## Short exercise
Pull out every line from the listing that has the word "Trading".
--- Data extract ---
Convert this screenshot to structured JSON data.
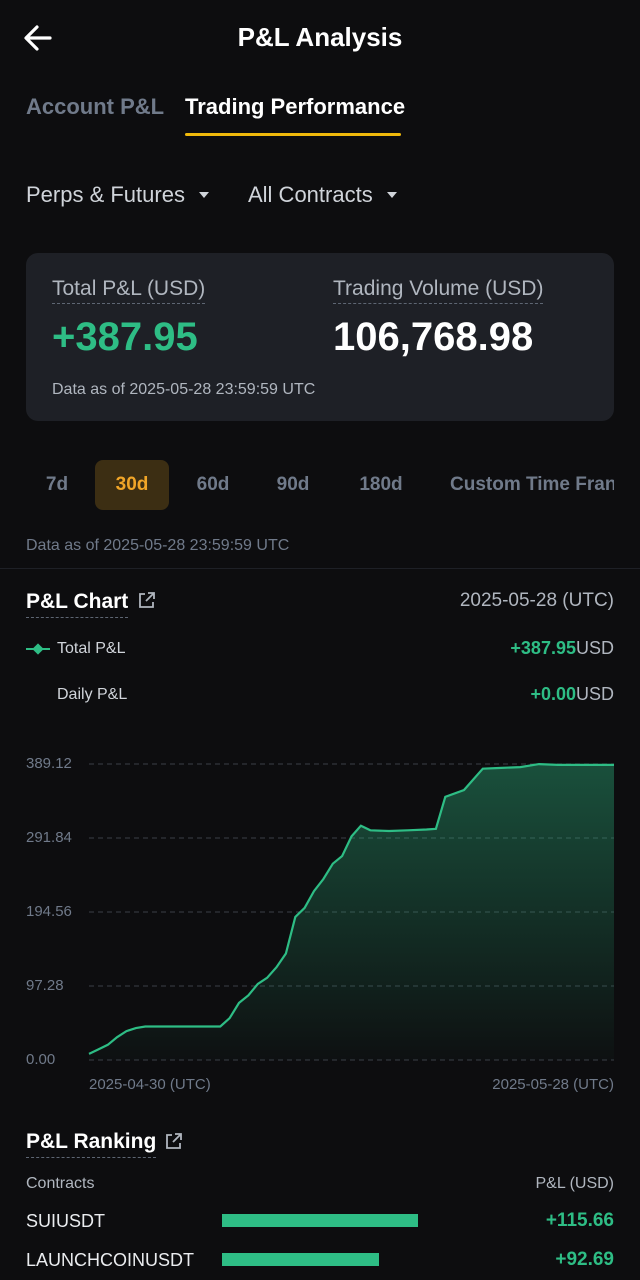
{
  "header": {
    "title": "P&L Analysis",
    "back_icon": "arrow-left-icon"
  },
  "tabs": [
    {
      "label": "Account P&L",
      "active": false
    },
    {
      "label": "Trading Performance",
      "active": true
    }
  ],
  "filters": {
    "product": "Perps & Futures",
    "contracts": "All Contracts"
  },
  "summary": {
    "total_pnl_label": "Total P&L (USD)",
    "total_pnl_value": "+387.95",
    "volume_label": "Trading Volume (USD)",
    "volume_value": "106,768.98",
    "data_as_of": "Data as of 2025-05-28 23:59:59 UTC"
  },
  "time_ranges": [
    "7d",
    "30d",
    "60d",
    "90d",
    "180d",
    "Custom Time Fran"
  ],
  "active_range": "30d",
  "data_as_of": "Data as of 2025-05-28 23:59:59 UTC",
  "pnl_chart": {
    "title": "P&L Chart",
    "date": "2025-05-28 (UTC)",
    "total_label": "Total P&L",
    "total_value": "+387.95",
    "total_unit": "USD",
    "daily_label": "Daily P&L",
    "daily_value": "+0.00",
    "daily_unit": "USD"
  },
  "chart_data": {
    "type": "area",
    "y_ticks": [
      "389.12",
      "291.84",
      "194.56",
      "97.28",
      "0.00"
    ],
    "ylim": [
      0,
      389.12
    ],
    "x_labels": [
      "2025-04-30 (UTC)",
      "2025-05-28 (UTC)"
    ],
    "series": [
      {
        "name": "Total P&L",
        "color": "#2ebd85",
        "points": [
          [
            0,
            8
          ],
          [
            0.5,
            14
          ],
          [
            1,
            20
          ],
          [
            1.5,
            30
          ],
          [
            2,
            38
          ],
          [
            2.5,
            42
          ],
          [
            3,
            44
          ],
          [
            4,
            44
          ],
          [
            5,
            44
          ],
          [
            6,
            44
          ],
          [
            7,
            44
          ],
          [
            7.5,
            55
          ],
          [
            8,
            75
          ],
          [
            8.5,
            85
          ],
          [
            9,
            100
          ],
          [
            9.5,
            108
          ],
          [
            10,
            122
          ],
          [
            10.5,
            140
          ],
          [
            11,
            188
          ],
          [
            11.5,
            200
          ],
          [
            12,
            222
          ],
          [
            12.5,
            238
          ],
          [
            13,
            258
          ],
          [
            13.5,
            268
          ],
          [
            14,
            294
          ],
          [
            14.5,
            308
          ],
          [
            15,
            302
          ],
          [
            16,
            301
          ],
          [
            17,
            302
          ],
          [
            18,
            303
          ],
          [
            18.5,
            304
          ],
          [
            19,
            346
          ],
          [
            20,
            355
          ],
          [
            21,
            383
          ],
          [
            22,
            384
          ],
          [
            23,
            385
          ],
          [
            24,
            389
          ],
          [
            25,
            388
          ],
          [
            26,
            388
          ],
          [
            27,
            388
          ],
          [
            28,
            388
          ]
        ]
      }
    ],
    "grid": true
  },
  "ranking": {
    "title": "P&L Ranking",
    "col_contract": "Contracts",
    "col_pnl": "P&L (USD)",
    "rows": [
      {
        "contract": "SUIUSDT",
        "value": "+115.66",
        "pnl": 115.66
      },
      {
        "contract": "LAUNCHCOINUSDT",
        "value": "+92.69",
        "pnl": 92.69
      }
    ]
  }
}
---
## Response to this task
      "label": "Trading Performance",
    "volume_label": "Trading Volume (USD)",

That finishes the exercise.